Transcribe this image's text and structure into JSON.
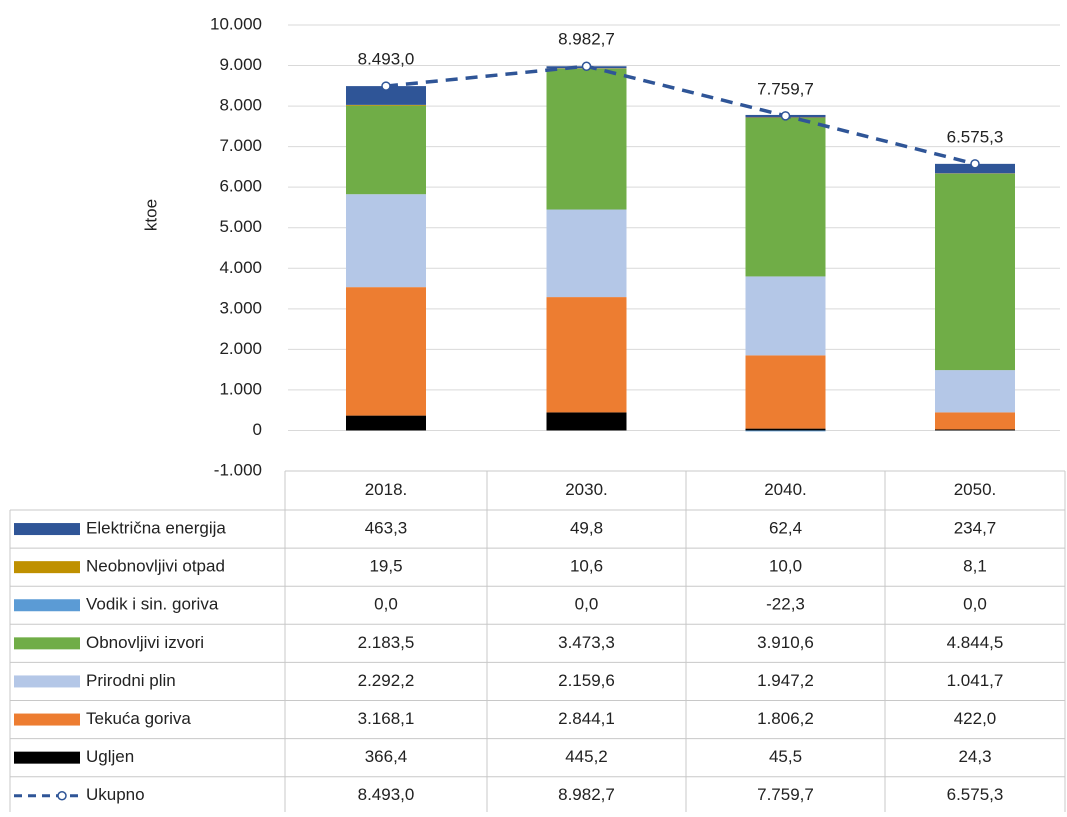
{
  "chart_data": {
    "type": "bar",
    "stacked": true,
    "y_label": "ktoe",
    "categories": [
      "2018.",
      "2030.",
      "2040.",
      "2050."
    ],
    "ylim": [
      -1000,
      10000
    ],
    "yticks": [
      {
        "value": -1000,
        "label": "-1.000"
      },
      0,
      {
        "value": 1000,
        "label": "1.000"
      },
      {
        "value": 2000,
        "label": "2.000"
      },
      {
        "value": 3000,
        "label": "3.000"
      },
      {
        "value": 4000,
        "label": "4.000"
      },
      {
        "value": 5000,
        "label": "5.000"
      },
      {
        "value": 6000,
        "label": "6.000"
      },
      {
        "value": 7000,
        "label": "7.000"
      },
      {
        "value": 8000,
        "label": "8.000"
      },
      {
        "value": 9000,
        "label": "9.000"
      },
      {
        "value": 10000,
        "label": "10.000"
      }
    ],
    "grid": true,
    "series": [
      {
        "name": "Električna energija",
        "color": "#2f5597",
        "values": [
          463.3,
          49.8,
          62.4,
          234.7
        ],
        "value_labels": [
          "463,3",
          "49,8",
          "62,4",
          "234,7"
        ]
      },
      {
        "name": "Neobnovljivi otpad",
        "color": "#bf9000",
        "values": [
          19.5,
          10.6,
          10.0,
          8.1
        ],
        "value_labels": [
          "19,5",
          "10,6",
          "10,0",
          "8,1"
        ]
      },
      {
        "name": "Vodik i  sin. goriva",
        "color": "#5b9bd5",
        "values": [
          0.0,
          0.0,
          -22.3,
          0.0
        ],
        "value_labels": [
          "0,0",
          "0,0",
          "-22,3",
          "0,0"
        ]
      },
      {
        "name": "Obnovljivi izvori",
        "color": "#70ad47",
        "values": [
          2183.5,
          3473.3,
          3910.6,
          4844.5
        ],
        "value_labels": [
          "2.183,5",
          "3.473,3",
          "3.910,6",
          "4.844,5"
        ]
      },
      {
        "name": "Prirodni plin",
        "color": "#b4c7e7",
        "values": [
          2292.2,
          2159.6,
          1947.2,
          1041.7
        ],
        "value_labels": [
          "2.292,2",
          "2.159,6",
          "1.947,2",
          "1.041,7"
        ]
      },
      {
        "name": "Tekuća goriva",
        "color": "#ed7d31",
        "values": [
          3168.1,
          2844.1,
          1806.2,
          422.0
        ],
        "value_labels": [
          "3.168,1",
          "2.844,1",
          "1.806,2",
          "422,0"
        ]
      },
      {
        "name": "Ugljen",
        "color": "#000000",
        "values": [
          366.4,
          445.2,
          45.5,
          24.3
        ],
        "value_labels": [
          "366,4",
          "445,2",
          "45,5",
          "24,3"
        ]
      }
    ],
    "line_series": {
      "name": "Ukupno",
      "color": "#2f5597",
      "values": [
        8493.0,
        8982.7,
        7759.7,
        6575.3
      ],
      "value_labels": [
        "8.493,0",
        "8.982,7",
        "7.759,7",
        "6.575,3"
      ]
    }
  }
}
* * *
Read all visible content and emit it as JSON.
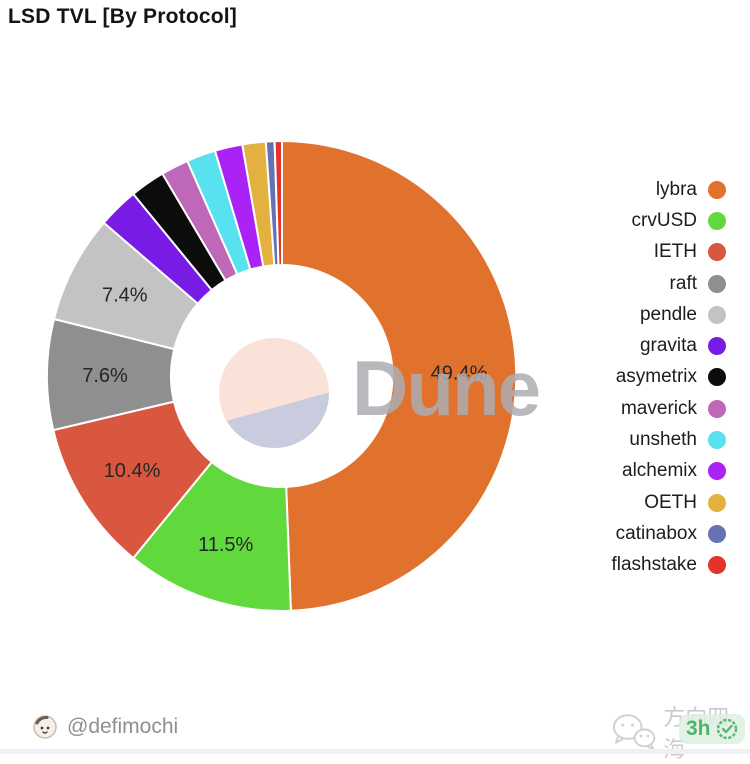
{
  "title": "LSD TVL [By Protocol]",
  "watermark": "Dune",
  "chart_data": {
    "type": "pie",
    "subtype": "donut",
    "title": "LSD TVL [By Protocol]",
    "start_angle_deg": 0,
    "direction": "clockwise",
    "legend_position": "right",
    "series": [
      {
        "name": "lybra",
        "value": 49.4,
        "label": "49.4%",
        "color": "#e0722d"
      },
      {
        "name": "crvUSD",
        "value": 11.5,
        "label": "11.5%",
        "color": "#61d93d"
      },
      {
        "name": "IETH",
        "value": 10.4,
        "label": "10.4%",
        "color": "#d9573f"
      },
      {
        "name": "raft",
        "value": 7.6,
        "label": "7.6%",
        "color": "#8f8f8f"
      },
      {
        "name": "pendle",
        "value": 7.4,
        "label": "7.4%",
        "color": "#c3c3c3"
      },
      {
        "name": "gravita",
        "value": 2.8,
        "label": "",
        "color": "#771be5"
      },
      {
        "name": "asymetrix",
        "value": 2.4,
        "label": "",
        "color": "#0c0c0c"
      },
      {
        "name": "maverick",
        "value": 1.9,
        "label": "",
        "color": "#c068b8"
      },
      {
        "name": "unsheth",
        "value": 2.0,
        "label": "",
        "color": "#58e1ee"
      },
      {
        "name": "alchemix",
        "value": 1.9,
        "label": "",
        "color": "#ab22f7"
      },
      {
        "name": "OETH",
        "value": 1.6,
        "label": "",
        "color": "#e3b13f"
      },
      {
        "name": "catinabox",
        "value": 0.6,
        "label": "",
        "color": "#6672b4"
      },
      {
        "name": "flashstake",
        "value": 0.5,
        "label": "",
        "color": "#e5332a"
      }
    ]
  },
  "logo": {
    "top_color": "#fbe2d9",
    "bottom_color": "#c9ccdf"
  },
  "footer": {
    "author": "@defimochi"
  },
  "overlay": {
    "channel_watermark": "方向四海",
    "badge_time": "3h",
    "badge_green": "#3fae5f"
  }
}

- **SET TASK**
Pull out each line of the listing that holds the string "Protocol".

- **EXERCISE RESULT**
  "title": "LSD TVL [By Protocol]",
    "title": "LSD TVL [By Protocol]",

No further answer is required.